* **DIRECTIONS**
Restate each line of the listing exactly, without carrying over any pictures.

+++ RECORD EXTRACTS +++

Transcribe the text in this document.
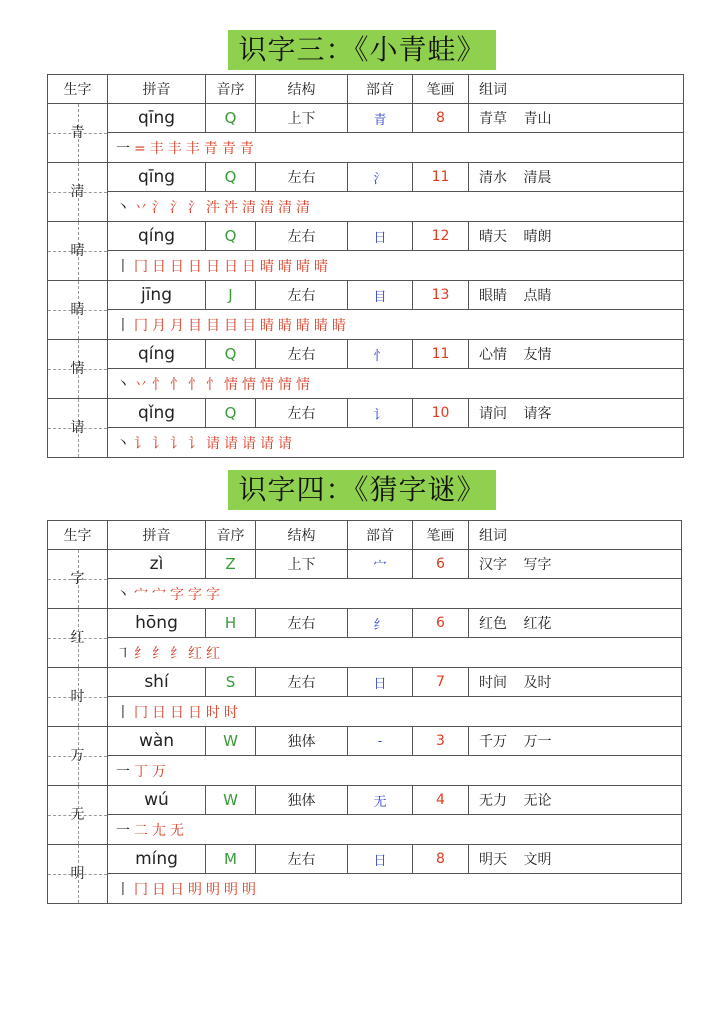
识字三：《小青蛙》
生字	拼音	音序	结构	部首	笔画	组词
青	qīng	Q	上下	青	8	青草 青山
	一=丰丰丰青青青					
清	qīng	Q	左右	氵	11	清水 清晨
	丶丷氵氵氵汼汼清清清清					
晴	qíng	Q	左右	日	12	晴天 晴朗
	丨冂日日日日日日晴晴晴晴					
睛	jīng	J	左右	目	13	眼睛 点睛
	丨冂月月目目目目睛睛睛睛睛					
情	qíng	Q	左右	忄	11	心情 友情
	丶丷忄忄忄忄情情情情情					
请	qǐng	Q	左右	讠	10	请问 请客
	丶讠讠讠讠请请请请请					
识字四：《猜字谜》
生字	拼音	音序	结构	部首	笔画	组词
字	zì	Z	上下	宀	6	汉字 写字
	丶宀宀字字字					
红	hōng	H	左右	纟	6	红色 红花
	㇕纟纟纟红红					
时	shí	S	左右	日	7	时间 及时
	丨冂日日日时时					
万	wàn	W	独体	-	3	千万 万一
	一丁万					
无	wú	W	独体	无	4	无力 无论
	一二尢无					
明	míng	M	左右	日	8	明天 文明
	丨冂日日明明明明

+++

* **EXPECTED ANSWER**
Transcribe the text in this document.
识字三：《小青蛙》
生字	拼音	音序	结构	部首	笔画	组词
青	qīng	Q	上下	青	8	青草 青山
	一=丰丰丰青青青					
清	qīng	Q	左右	氵	11	清水 清晨
	丶丷氵氵氵汼汼清清清清					
晴	qíng	Q	左右	日	12	晴天 晴朗
	丨冂日日日日日日晴晴晴晴					
睛	jīng	J	左右	目	13	眼睛 点睛
	丨冂月月目目目目睛睛睛睛睛					
情	qíng	Q	左右	忄	11	心情 友情
	丶丷忄忄忄忄情情情情情					
请	qǐng	Q	左右	讠	10	请问 请客
	丶讠讠讠讠请请请请请					
识字四：《猜字谜》
生字	拼音	音序	结构	部首	笔画	组词
字	zì	Z	上下	宀	6	汉字 写字
	丶宀宀字字字					
红	hōng	H	左右	纟	6	红色 红花
	㇕纟纟纟红红					
时	shí	S	左右	日	7	时间 及时
	丨冂日日日时时					
万	wàn	W	独体	-	3	千万 万一
	一丁万					
无	wú	W	独体	无	4	无力 无论
	一二尢无					
明	míng	M	左右	日	8	明天 文明
	丨冂日日明明明明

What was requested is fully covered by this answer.